Short problem -
Every line from the one that holds "Output a JSON" through the final line should be returned exactly. Omit the pictures.

Figure collection entries -
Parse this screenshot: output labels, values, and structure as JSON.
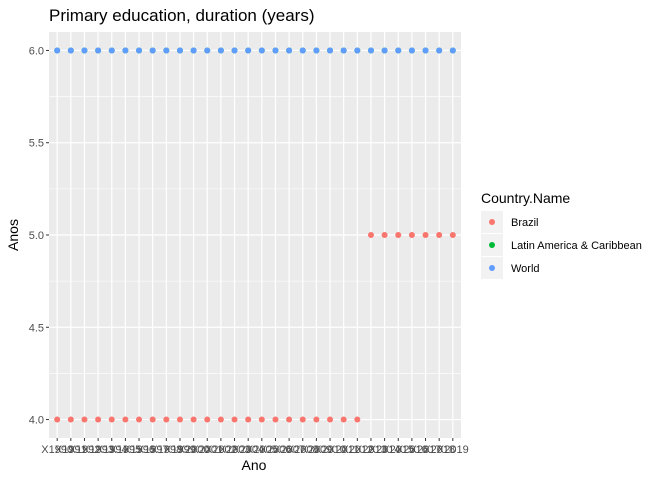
{
  "chart_data": {
    "type": "scatter",
    "title": "Primary education, duration (years)",
    "xlabel": "Ano",
    "ylabel": "Anos",
    "categories": [
      "X1990",
      "X1991",
      "X1992",
      "X1993",
      "X1994",
      "X1995",
      "X1996",
      "X1997",
      "X1998",
      "X1999",
      "X2000",
      "X2001",
      "X2002",
      "X2003",
      "X2004",
      "X2005",
      "X2006",
      "X2007",
      "X2008",
      "X2009",
      "X2010",
      "X2011",
      "X2012",
      "X2013",
      "X2014",
      "X2015",
      "X2016",
      "X2017",
      "X2018",
      "X2019"
    ],
    "y_ticks": [
      4.0,
      4.5,
      5.0,
      5.5,
      6.0
    ],
    "y_tick_labels": [
      "4.0",
      "4.5",
      "5.0",
      "5.5",
      "6.0"
    ],
    "ylim": [
      3.9,
      6.1
    ],
    "legend": {
      "title": "Country.Name",
      "placement": "right"
    },
    "series": [
      {
        "name": "Brazil",
        "color": "#F8766D",
        "values": [
          4,
          4,
          4,
          4,
          4,
          4,
          4,
          4,
          4,
          4,
          4,
          4,
          4,
          4,
          4,
          4,
          4,
          4,
          4,
          4,
          4,
          4,
          4,
          5,
          5,
          5,
          5,
          5,
          5,
          5
        ]
      },
      {
        "name": "Latin America & Caribbean",
        "color": "#00BA38",
        "values": [
          6,
          6,
          6,
          6,
          6,
          6,
          6,
          6,
          6,
          6,
          6,
          6,
          6,
          6,
          6,
          6,
          6,
          6,
          6,
          6,
          6,
          6,
          6,
          6,
          6,
          6,
          6,
          6,
          6,
          6
        ]
      },
      {
        "name": "World",
        "color": "#619CFF",
        "values": [
          6,
          6,
          6,
          6,
          6,
          6,
          6,
          6,
          6,
          6,
          6,
          6,
          6,
          6,
          6,
          6,
          6,
          6,
          6,
          6,
          6,
          6,
          6,
          6,
          6,
          6,
          6,
          6,
          6,
          6
        ]
      }
    ],
    "grid": true,
    "panel_background": "#EBEBEB"
  }
}
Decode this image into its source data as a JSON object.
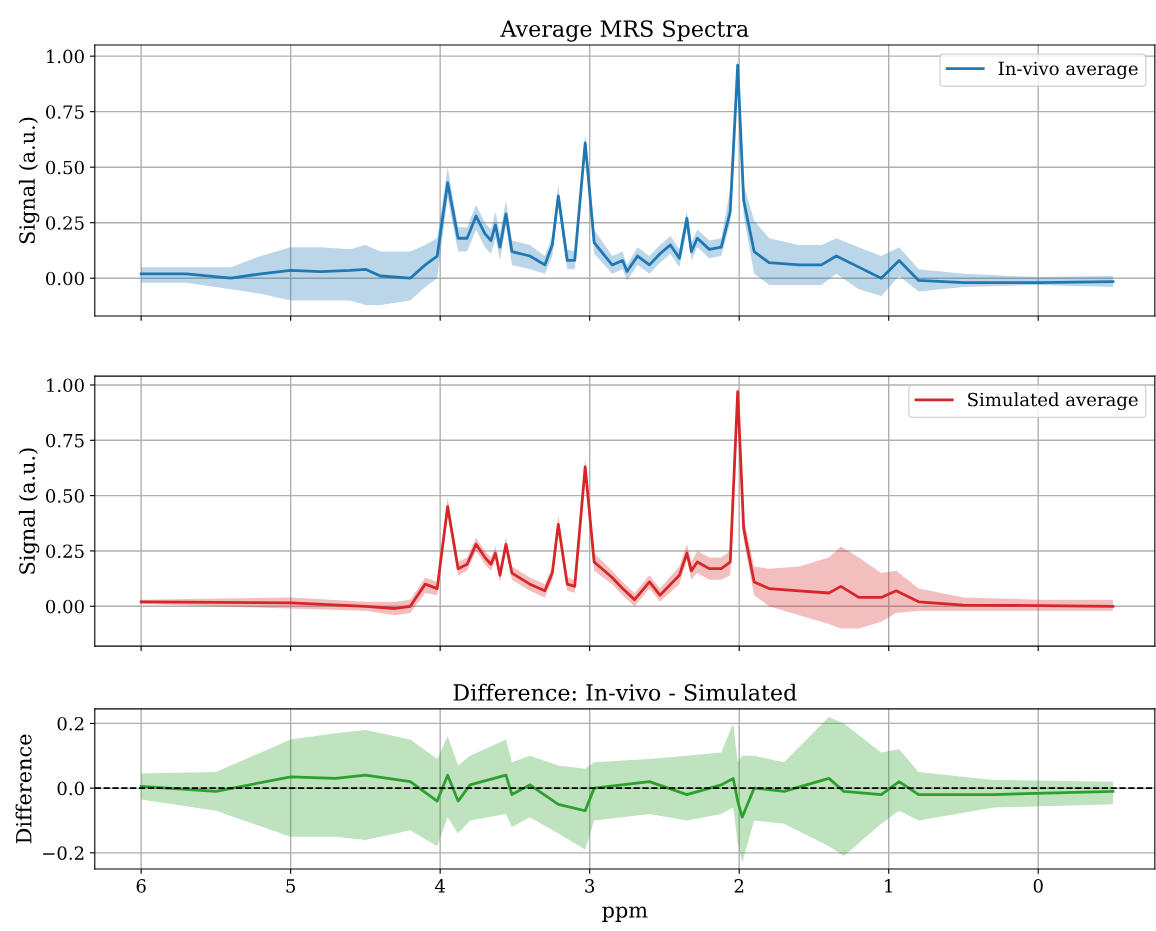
{
  "chart_data": [
    {
      "type": "line",
      "title": "Average MRS Spectra",
      "ylabel": "Signal (a.u.)",
      "xlim": [
        6.31,
        -0.78
      ],
      "xticks": [
        6,
        5,
        4,
        3,
        2,
        1,
        0
      ],
      "ylim": [
        -0.17,
        1.05
      ],
      "yticks": [
        {
          "value": 0,
          "label": "0.00"
        },
        {
          "value": 0.25,
          "label": "0.25"
        },
        {
          "value": 0.5,
          "label": "0.50"
        },
        {
          "value": 0.75,
          "label": "0.75"
        },
        {
          "value": 1,
          "label": "1.00"
        }
      ],
      "grid": true,
      "legend": "top right",
      "tick_labels": "y",
      "line_style": "solid",
      "series": [
        {
          "name": "In-vivo average",
          "color": "#1f77b4",
          "x": [
            6.0,
            5.7,
            5.4,
            5.2,
            5.0,
            4.8,
            4.6,
            4.5,
            4.4,
            4.2,
            4.1,
            4.02,
            3.95,
            3.88,
            3.82,
            3.76,
            3.7,
            3.66,
            3.63,
            3.6,
            3.56,
            3.52,
            3.4,
            3.3,
            3.25,
            3.21,
            3.15,
            3.1,
            3.03,
            2.97,
            2.85,
            2.78,
            2.75,
            2.68,
            2.6,
            2.53,
            2.46,
            2.4,
            2.35,
            2.32,
            2.28,
            2.2,
            2.12,
            2.06,
            2.01,
            1.97,
            1.9,
            1.8,
            1.6,
            1.45,
            1.35,
            1.2,
            1.05,
            0.93,
            0.8,
            0.5,
            0.0,
            -0.5
          ],
          "values": [
            0.02,
            0.02,
            0.0,
            0.02,
            0.035,
            0.03,
            0.035,
            0.04,
            0.01,
            0.0,
            0.06,
            0.1,
            0.43,
            0.18,
            0.18,
            0.28,
            0.2,
            0.17,
            0.24,
            0.14,
            0.29,
            0.12,
            0.1,
            0.06,
            0.15,
            0.37,
            0.08,
            0.08,
            0.61,
            0.16,
            0.06,
            0.08,
            0.03,
            0.1,
            0.06,
            0.11,
            0.15,
            0.09,
            0.27,
            0.12,
            0.18,
            0.13,
            0.14,
            0.3,
            0.96,
            0.35,
            0.12,
            0.07,
            0.06,
            0.06,
            0.1,
            0.05,
            0.0,
            0.08,
            -0.01,
            -0.02,
            -0.02,
            -0.015
          ],
          "lower": [
            -0.02,
            -0.02,
            -0.05,
            -0.07,
            -0.1,
            -0.1,
            -0.1,
            -0.12,
            -0.12,
            -0.1,
            -0.04,
            0.0,
            0.36,
            0.12,
            0.12,
            0.22,
            0.14,
            0.11,
            0.18,
            0.08,
            0.24,
            0.06,
            0.04,
            0.02,
            0.1,
            0.33,
            0.04,
            0.04,
            0.57,
            0.11,
            0.02,
            0.04,
            -0.01,
            0.06,
            0.02,
            0.07,
            0.11,
            0.05,
            0.22,
            0.08,
            0.14,
            0.09,
            0.1,
            0.25,
            0.93,
            0.28,
            0.02,
            -0.03,
            -0.03,
            -0.03,
            0.02,
            -0.05,
            -0.08,
            0.01,
            -0.06,
            -0.04,
            -0.03,
            -0.04
          ],
          "upper": [
            0.05,
            0.05,
            0.05,
            0.1,
            0.14,
            0.14,
            0.13,
            0.15,
            0.12,
            0.12,
            0.15,
            0.18,
            0.5,
            0.23,
            0.23,
            0.33,
            0.25,
            0.22,
            0.3,
            0.2,
            0.35,
            0.17,
            0.15,
            0.1,
            0.19,
            0.42,
            0.13,
            0.12,
            0.65,
            0.22,
            0.1,
            0.12,
            0.06,
            0.14,
            0.1,
            0.15,
            0.19,
            0.13,
            0.3,
            0.16,
            0.22,
            0.17,
            0.18,
            0.4,
            1.0,
            0.42,
            0.26,
            0.18,
            0.15,
            0.15,
            0.18,
            0.14,
            0.1,
            0.14,
            0.04,
            0.02,
            0.005,
            0.01
          ]
        }
      ]
    },
    {
      "type": "line",
      "ylabel": "Signal (a.u.)",
      "xlim": [
        6.31,
        -0.78
      ],
      "xticks": [
        6,
        5,
        4,
        3,
        2,
        1,
        0
      ],
      "ylim": [
        -0.18,
        1.04
      ],
      "yticks": [
        {
          "value": 0,
          "label": "0.00"
        },
        {
          "value": 0.25,
          "label": "0.25"
        },
        {
          "value": 0.5,
          "label": "0.50"
        },
        {
          "value": 0.75,
          "label": "0.75"
        },
        {
          "value": 1,
          "label": "1.00"
        }
      ],
      "grid": true,
      "legend": "top right",
      "tick_labels": "y",
      "line_style": "solid",
      "series": [
        {
          "name": "Simulated average",
          "color": "#d62728",
          "x": [
            6.0,
            5.0,
            4.5,
            4.3,
            4.2,
            4.1,
            4.02,
            3.95,
            3.88,
            3.82,
            3.76,
            3.7,
            3.66,
            3.63,
            3.6,
            3.56,
            3.52,
            3.4,
            3.3,
            3.25,
            3.21,
            3.15,
            3.1,
            3.03,
            2.97,
            2.85,
            2.78,
            2.7,
            2.6,
            2.53,
            2.4,
            2.35,
            2.32,
            2.28,
            2.2,
            2.12,
            2.06,
            2.01,
            1.97,
            1.9,
            1.8,
            1.6,
            1.4,
            1.32,
            1.2,
            1.05,
            0.95,
            0.8,
            0.5,
            0.0,
            -0.5
          ],
          "values": [
            0.02,
            0.015,
            0.0,
            -0.01,
            0.0,
            0.1,
            0.08,
            0.45,
            0.17,
            0.19,
            0.28,
            0.22,
            0.19,
            0.24,
            0.14,
            0.28,
            0.15,
            0.1,
            0.07,
            0.15,
            0.37,
            0.1,
            0.09,
            0.63,
            0.2,
            0.13,
            0.08,
            0.03,
            0.11,
            0.05,
            0.14,
            0.24,
            0.16,
            0.2,
            0.17,
            0.17,
            0.2,
            0.97,
            0.35,
            0.11,
            0.08,
            0.07,
            0.06,
            0.09,
            0.04,
            0.04,
            0.07,
            0.02,
            0.005,
            0.003,
            0.0
          ],
          "lower": [
            0.01,
            -0.01,
            -0.02,
            -0.04,
            -0.03,
            0.06,
            0.05,
            0.41,
            0.14,
            0.16,
            0.25,
            0.19,
            0.16,
            0.21,
            0.11,
            0.25,
            0.12,
            0.07,
            0.04,
            0.12,
            0.34,
            0.07,
            0.06,
            0.6,
            0.16,
            0.1,
            0.05,
            0.0,
            0.08,
            0.02,
            0.1,
            0.21,
            0.12,
            0.15,
            0.12,
            0.12,
            0.14,
            0.95,
            0.3,
            0.05,
            0.0,
            -0.04,
            -0.08,
            -0.1,
            -0.1,
            -0.07,
            -0.03,
            -0.02,
            -0.02,
            -0.02,
            -0.02
          ],
          "upper": [
            0.03,
            0.04,
            0.02,
            0.02,
            0.03,
            0.13,
            0.11,
            0.49,
            0.2,
            0.22,
            0.31,
            0.25,
            0.22,
            0.27,
            0.17,
            0.31,
            0.18,
            0.13,
            0.1,
            0.18,
            0.41,
            0.13,
            0.12,
            0.67,
            0.24,
            0.16,
            0.11,
            0.06,
            0.14,
            0.08,
            0.18,
            0.28,
            0.2,
            0.25,
            0.22,
            0.22,
            0.25,
            0.99,
            0.4,
            0.18,
            0.17,
            0.18,
            0.22,
            0.27,
            0.22,
            0.15,
            0.16,
            0.08,
            0.04,
            0.03,
            0.03
          ]
        }
      ]
    },
    {
      "type": "line",
      "title": "Difference: In-vivo - Simulated",
      "xlabel": "ppm",
      "ylabel": "Difference",
      "xlim": [
        6.31,
        -0.78
      ],
      "xticks": [
        6,
        5,
        4,
        3,
        2,
        1,
        0
      ],
      "ylim": [
        -0.25,
        0.245
      ],
      "yticks": [
        {
          "value": -0.2,
          "label": "−0.2"
        },
        {
          "value": 0,
          "label": "0.0"
        },
        {
          "value": 0.2,
          "label": "0.2"
        }
      ],
      "grid": true,
      "line_style": "solid",
      "ref_lines": [
        {
          "axis": "y",
          "value": 0,
          "color": "#000000",
          "line_style": "dashed"
        }
      ],
      "series": [
        {
          "color": "#2ca02c",
          "x": [
            6.0,
            5.5,
            5.0,
            4.7,
            4.5,
            4.2,
            4.02,
            3.95,
            3.88,
            3.8,
            3.56,
            3.52,
            3.4,
            3.21,
            3.03,
            2.97,
            2.6,
            2.35,
            2.12,
            2.04,
            2.01,
            1.98,
            1.9,
            1.7,
            1.4,
            1.3,
            1.05,
            0.93,
            0.8,
            0.3,
            -0.5
          ],
          "values": [
            0.005,
            -0.01,
            0.035,
            0.03,
            0.04,
            0.02,
            -0.04,
            0.04,
            -0.04,
            0.01,
            0.04,
            -0.02,
            0.01,
            -0.05,
            -0.07,
            0.0,
            0.02,
            -0.02,
            0.01,
            0.03,
            -0.04,
            -0.09,
            0.0,
            -0.01,
            0.03,
            -0.01,
            -0.02,
            0.02,
            -0.02,
            -0.02,
            -0.01
          ],
          "lower": [
            -0.035,
            -0.07,
            -0.15,
            -0.15,
            -0.16,
            -0.13,
            -0.18,
            -0.09,
            -0.14,
            -0.1,
            -0.08,
            -0.12,
            -0.09,
            -0.14,
            -0.19,
            -0.1,
            -0.08,
            -0.1,
            -0.08,
            -0.06,
            -0.17,
            -0.23,
            -0.1,
            -0.11,
            -0.18,
            -0.21,
            -0.11,
            -0.07,
            -0.1,
            -0.06,
            -0.05
          ],
          "upper": [
            0.045,
            0.05,
            0.15,
            0.17,
            0.18,
            0.15,
            0.09,
            0.16,
            0.07,
            0.1,
            0.15,
            0.08,
            0.1,
            0.07,
            0.06,
            0.08,
            0.09,
            0.1,
            0.11,
            0.2,
            0.08,
            0.1,
            0.1,
            0.08,
            0.22,
            0.2,
            0.11,
            0.12,
            0.05,
            0.025,
            0.02
          ]
        }
      ]
    }
  ]
}
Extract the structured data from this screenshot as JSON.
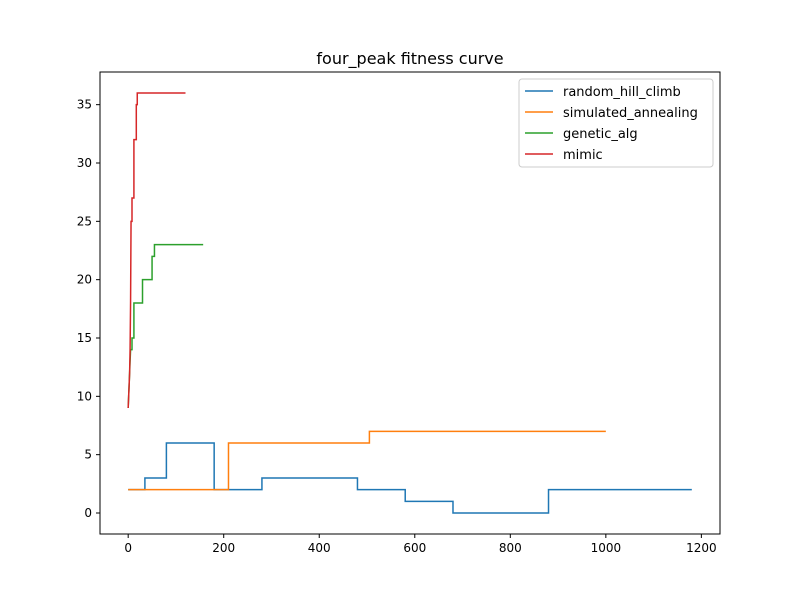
{
  "chart_data": {
    "type": "line",
    "title": "four_peak fitness curve",
    "xlabel": "",
    "ylabel": "",
    "xlim": [
      -59,
      1239
    ],
    "ylim": [
      -1.8,
      37.8
    ],
    "xticks": [
      0,
      200,
      400,
      600,
      800,
      1000,
      1200
    ],
    "yticks": [
      0,
      5,
      10,
      15,
      20,
      25,
      30,
      35
    ],
    "grid": false,
    "legend_position": "top-right",
    "series": [
      {
        "name": "random_hill_climb",
        "color": "#1f77b4",
        "step": true,
        "points": [
          [
            0,
            2
          ],
          [
            35,
            2
          ],
          [
            35,
            3
          ],
          [
            80,
            3
          ],
          [
            80,
            6
          ],
          [
            180,
            6
          ],
          [
            180,
            2
          ],
          [
            280,
            2
          ],
          [
            280,
            3
          ],
          [
            480,
            3
          ],
          [
            480,
            2
          ],
          [
            580,
            2
          ],
          [
            580,
            1
          ],
          [
            680,
            1
          ],
          [
            680,
            0
          ],
          [
            880,
            0
          ],
          [
            880,
            2
          ],
          [
            1180,
            2
          ]
        ]
      },
      {
        "name": "simulated_annealing",
        "color": "#ff7f0e",
        "step": true,
        "points": [
          [
            0,
            2
          ],
          [
            210,
            2
          ],
          [
            210,
            6
          ],
          [
            505,
            6
          ],
          [
            505,
            7
          ],
          [
            1000,
            7
          ]
        ]
      },
      {
        "name": "genetic_alg",
        "color": "#2ca02c",
        "step": true,
        "points": [
          [
            0,
            9
          ],
          [
            1,
            10
          ],
          [
            2,
            11
          ],
          [
            3,
            12
          ],
          [
            5,
            14
          ],
          [
            8,
            14
          ],
          [
            8,
            15
          ],
          [
            12,
            15
          ],
          [
            12,
            18
          ],
          [
            30,
            18
          ],
          [
            30,
            20
          ],
          [
            50,
            20
          ],
          [
            50,
            22
          ],
          [
            55,
            22
          ],
          [
            55,
            23
          ],
          [
            157,
            23
          ]
        ]
      },
      {
        "name": "mimic",
        "color": "#d62728",
        "step": true,
        "points": [
          [
            0,
            9
          ],
          [
            1,
            10
          ],
          [
            2,
            11
          ],
          [
            3,
            12
          ],
          [
            4,
            14
          ],
          [
            5,
            18
          ],
          [
            6,
            25
          ],
          [
            8,
            25
          ],
          [
            8,
            27
          ],
          [
            12,
            27
          ],
          [
            12,
            32
          ],
          [
            17,
            32
          ],
          [
            17,
            35
          ],
          [
            19,
            35
          ],
          [
            19,
            36
          ],
          [
            120,
            36
          ]
        ]
      }
    ]
  }
}
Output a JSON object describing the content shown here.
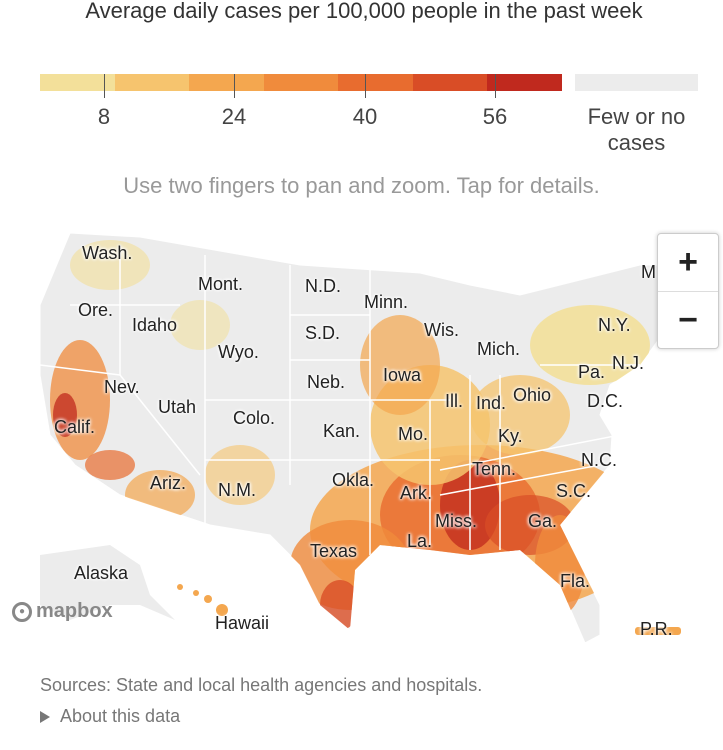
{
  "title": "Average daily cases per 100,000 people in the past week",
  "legend": {
    "colors": [
      "#f3e09a",
      "#f6c46e",
      "#f4a74f",
      "#f08b3c",
      "#e86c2f",
      "#d94d26",
      "#c0291e"
    ],
    "ticks": [
      "8",
      "24",
      "40",
      "56"
    ],
    "few_label": "Few or no cases",
    "few_color": "#ececec"
  },
  "hint": "Use two fingers to pan and zoom. Tap for details.",
  "map": {
    "land_color": "#ececec",
    "state_labels": [
      "Wash.",
      "Mont.",
      "N.D.",
      "Minn.",
      "Ore.",
      "Idaho",
      "S.D.",
      "Wis.",
      "Wyo.",
      "Mich.",
      "N.Y.",
      "Nev.",
      "Neb.",
      "Iowa",
      "Pa.",
      "N.J.",
      "Utah",
      "Ohio",
      "D.C.",
      "Ill.",
      "Ind.",
      "Calif.",
      "Colo.",
      "Kan.",
      "Mo.",
      "Ky.",
      "Tenn.",
      "N.C.",
      "Ariz.",
      "N.M.",
      "Okla.",
      "Ark.",
      "S.C.",
      "Miss.",
      "Ga.",
      "La.",
      "Texas",
      "Alaska",
      "Fla.",
      "Hawaii",
      "P.R.",
      "M"
    ]
  },
  "zoom": {
    "in_label": "+",
    "out_label": "−"
  },
  "mapbox_label": "mapbox",
  "sources": "Sources: State and local health agencies and hospitals.",
  "about": "About this data"
}
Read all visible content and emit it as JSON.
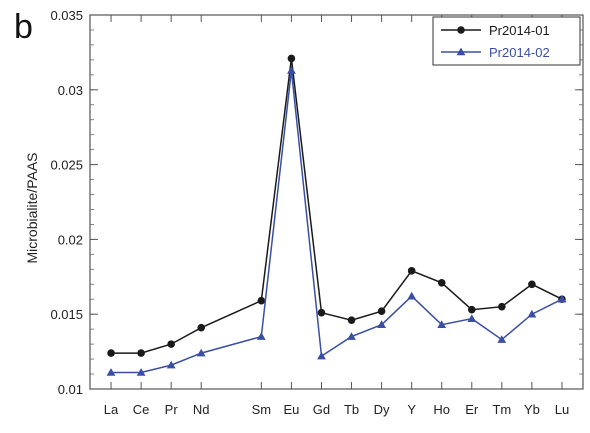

Exercise solution -
Output a JSON object describing the content shown here.
{
  "title": "Average daily cases per 100,000 people in the past week",
  "legend": {
    "colors": [
      "#f3e09a",
      "#f6c46e",
      "#f4a74f",
      "#f08b3c",
      "#e86c2f",
      "#d94d26",
      "#c0291e"
    ],
    "ticks": [
      "8",
      "24",
      "40",
      "56"
    ],
    "few_label": "Few or no cases",
    "few_color": "#ececec"
  },
  "hint": "Use two fingers to pan and zoom. Tap for details.",
  "map": {
    "land_color": "#ececec",
    "state_labels": [
      "Wash.",
      "Mont.",
      "N.D.",
      "Minn.",
      "Ore.",
      "Idaho",
      "S.D.",
      "Wis.",
      "Wyo.",
      "Mich.",
      "N.Y.",
      "Nev.",
      "Neb.",
      "Iowa",
      "Pa.",
      "N.J.",
      "Utah",
      "Ohio",
      "D.C.",
      "Ill.",
      "Ind.",
      "Calif.",
      "Colo.",
      "Kan.",
      "Mo.",
      "Ky.",
      "Tenn.",
      "N.C.",
      "Ariz.",
      "N.M.",
      "Okla.",
      "Ark.",
      "S.C.",
      "Miss.",
      "Ga.",
      "La.",
      "Texas",
      "Alaska",
      "Fla.",
      "Hawaii",
      "P.R.",
      "M"
    ]
  },
  "zoom": {
    "in_label": "+",
    "out_label": "−"
  },
  "mapbox_label": "mapbox",
  "sources": "Sources: State and local health agencies and hospitals.",
  "about": "About this data"
}
Read all visible content and emit it as JSON.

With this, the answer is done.